Extracted entries:
━━━━━━━━━━━━━━━━━━━━━━━━━━━━━━

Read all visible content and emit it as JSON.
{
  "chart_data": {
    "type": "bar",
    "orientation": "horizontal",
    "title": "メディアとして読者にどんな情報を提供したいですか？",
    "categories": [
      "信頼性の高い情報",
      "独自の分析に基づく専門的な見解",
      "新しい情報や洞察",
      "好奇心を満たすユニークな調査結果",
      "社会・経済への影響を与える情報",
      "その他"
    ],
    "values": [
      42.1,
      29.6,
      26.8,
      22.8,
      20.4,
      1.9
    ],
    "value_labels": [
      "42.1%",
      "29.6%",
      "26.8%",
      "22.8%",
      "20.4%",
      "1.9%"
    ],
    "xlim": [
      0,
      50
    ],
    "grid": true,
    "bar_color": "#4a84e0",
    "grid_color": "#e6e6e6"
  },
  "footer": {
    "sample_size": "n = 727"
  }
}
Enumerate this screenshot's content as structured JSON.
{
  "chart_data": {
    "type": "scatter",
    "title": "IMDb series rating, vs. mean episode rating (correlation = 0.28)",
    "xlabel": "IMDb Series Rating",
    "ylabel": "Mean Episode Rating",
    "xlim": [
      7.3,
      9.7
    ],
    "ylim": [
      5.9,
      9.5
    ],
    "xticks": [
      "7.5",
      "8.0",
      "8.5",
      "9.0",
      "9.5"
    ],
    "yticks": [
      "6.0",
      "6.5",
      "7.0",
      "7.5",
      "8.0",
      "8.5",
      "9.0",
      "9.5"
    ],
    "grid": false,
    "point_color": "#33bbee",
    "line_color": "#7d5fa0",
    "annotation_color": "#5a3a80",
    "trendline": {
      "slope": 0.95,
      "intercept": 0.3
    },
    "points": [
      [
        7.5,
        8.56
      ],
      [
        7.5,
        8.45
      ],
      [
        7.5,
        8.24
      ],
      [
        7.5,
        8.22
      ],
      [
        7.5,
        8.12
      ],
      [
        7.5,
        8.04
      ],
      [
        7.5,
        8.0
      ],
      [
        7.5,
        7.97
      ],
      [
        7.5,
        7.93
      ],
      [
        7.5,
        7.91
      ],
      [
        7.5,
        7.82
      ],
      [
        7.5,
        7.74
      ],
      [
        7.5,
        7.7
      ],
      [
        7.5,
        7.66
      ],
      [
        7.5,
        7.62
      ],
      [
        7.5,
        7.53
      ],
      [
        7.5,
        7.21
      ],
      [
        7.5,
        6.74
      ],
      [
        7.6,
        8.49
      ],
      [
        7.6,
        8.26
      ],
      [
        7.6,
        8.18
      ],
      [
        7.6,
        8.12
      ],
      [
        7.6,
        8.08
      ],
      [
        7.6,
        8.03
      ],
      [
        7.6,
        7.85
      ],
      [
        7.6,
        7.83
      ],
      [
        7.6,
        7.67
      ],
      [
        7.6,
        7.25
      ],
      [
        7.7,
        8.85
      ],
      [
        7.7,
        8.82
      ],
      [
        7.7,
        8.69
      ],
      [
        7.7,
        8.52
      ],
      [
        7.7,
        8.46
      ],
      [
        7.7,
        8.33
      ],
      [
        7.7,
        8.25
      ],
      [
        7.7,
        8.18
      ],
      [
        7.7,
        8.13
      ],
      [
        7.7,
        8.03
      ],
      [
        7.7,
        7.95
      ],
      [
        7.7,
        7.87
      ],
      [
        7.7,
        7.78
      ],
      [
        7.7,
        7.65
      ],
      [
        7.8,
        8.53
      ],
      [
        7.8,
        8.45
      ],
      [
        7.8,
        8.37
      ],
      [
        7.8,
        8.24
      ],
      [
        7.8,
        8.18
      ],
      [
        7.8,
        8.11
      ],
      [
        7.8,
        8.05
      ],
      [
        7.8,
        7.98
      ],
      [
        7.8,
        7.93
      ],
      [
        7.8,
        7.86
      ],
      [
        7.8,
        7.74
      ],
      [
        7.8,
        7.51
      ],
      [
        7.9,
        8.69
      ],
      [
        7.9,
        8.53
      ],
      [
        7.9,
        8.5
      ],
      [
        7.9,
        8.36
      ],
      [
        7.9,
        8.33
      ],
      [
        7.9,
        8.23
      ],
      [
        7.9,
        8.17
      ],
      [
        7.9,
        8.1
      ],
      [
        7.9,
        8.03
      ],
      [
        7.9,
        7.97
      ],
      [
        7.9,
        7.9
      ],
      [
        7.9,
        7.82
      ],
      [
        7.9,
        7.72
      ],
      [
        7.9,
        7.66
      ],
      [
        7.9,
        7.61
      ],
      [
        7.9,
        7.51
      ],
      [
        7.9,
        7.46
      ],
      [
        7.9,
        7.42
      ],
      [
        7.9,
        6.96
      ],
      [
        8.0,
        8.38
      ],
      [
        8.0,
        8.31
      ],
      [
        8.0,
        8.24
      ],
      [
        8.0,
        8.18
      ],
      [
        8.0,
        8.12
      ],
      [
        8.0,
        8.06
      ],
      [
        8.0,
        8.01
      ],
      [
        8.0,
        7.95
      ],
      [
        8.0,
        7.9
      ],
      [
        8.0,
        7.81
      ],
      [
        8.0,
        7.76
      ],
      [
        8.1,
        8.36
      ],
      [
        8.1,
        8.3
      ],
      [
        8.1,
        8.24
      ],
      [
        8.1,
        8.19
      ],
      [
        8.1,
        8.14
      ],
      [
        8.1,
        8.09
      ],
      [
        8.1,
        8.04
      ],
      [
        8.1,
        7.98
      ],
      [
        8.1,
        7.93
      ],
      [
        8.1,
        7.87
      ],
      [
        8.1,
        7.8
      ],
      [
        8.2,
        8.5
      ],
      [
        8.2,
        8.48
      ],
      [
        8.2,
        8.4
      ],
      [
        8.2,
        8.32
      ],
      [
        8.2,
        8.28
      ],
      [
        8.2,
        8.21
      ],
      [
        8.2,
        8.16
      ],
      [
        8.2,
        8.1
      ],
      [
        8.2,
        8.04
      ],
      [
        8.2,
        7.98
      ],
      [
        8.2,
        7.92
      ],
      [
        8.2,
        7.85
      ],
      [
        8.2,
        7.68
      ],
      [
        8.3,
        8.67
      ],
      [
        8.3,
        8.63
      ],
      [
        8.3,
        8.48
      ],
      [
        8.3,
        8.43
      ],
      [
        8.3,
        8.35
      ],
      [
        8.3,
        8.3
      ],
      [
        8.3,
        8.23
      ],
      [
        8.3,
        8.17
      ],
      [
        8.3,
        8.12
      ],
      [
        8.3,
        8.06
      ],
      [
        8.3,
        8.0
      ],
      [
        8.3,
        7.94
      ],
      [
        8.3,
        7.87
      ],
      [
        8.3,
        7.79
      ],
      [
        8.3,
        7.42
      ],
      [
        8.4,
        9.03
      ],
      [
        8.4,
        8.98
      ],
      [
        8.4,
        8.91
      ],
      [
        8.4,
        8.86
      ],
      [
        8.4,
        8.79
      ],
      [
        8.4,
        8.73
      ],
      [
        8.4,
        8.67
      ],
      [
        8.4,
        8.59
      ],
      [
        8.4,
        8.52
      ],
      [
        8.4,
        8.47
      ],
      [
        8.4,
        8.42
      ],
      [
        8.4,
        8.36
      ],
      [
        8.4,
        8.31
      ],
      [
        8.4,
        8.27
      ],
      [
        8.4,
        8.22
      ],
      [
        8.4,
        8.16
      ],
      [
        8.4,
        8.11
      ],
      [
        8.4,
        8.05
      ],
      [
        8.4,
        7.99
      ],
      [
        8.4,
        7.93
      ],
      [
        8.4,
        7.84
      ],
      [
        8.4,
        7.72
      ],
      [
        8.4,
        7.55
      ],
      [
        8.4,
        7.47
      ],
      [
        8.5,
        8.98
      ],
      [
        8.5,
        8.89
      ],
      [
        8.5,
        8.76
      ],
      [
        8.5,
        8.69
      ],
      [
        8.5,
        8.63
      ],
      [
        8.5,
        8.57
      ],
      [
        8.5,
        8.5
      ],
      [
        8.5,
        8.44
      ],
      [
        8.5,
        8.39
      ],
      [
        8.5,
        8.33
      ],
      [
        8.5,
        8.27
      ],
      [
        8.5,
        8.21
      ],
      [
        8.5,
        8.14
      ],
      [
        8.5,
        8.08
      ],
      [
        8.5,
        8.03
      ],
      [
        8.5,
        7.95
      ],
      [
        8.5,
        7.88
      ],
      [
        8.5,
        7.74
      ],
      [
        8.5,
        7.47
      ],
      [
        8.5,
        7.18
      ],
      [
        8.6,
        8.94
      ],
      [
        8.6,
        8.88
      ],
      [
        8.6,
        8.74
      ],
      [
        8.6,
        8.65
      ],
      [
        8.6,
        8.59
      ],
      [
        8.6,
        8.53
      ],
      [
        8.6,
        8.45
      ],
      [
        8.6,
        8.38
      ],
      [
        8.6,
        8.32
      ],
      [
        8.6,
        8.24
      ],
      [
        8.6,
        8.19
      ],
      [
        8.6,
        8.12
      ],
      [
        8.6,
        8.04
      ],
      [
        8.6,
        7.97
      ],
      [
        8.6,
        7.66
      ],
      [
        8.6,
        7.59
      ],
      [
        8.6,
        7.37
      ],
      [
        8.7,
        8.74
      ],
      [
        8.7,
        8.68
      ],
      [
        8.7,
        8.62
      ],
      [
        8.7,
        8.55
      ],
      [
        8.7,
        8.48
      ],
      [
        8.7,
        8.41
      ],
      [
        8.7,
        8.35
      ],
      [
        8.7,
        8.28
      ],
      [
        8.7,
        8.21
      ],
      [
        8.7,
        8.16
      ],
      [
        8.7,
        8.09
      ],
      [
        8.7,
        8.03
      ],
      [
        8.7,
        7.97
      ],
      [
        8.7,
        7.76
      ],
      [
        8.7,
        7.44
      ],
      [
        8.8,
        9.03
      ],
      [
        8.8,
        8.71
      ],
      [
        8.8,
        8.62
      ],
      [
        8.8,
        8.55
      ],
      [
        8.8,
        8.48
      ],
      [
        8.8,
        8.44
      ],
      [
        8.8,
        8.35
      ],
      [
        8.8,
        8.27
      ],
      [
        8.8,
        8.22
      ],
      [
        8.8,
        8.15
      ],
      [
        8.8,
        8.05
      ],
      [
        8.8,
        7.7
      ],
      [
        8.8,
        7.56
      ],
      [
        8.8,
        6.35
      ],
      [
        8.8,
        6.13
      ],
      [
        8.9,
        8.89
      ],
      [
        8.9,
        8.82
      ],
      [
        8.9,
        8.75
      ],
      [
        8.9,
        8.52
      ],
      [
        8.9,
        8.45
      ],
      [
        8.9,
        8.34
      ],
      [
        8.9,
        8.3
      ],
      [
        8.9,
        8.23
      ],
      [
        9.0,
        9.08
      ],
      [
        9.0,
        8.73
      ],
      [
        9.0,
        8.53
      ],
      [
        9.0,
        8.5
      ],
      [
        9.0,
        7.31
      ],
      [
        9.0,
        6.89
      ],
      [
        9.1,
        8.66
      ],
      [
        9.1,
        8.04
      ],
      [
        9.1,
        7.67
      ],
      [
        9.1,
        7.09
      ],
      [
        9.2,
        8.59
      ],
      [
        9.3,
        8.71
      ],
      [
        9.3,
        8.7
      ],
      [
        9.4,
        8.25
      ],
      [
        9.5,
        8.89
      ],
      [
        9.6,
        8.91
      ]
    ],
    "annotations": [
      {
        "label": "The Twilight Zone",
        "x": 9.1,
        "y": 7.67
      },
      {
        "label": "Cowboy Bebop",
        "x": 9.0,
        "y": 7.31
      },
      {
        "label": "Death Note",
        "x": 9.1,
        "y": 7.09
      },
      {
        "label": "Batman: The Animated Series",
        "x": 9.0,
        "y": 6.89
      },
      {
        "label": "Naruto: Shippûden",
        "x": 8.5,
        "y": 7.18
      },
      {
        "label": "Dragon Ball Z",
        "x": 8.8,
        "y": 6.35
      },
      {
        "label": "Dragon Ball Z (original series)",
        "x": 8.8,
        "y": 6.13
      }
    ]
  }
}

━━━━━━━━━━━━━━━━━━━━━━━━━━━━━━

Work to complete:
Tell how many lines in the material contain the word "content". Only the number is wanted.

Answer to this task:
2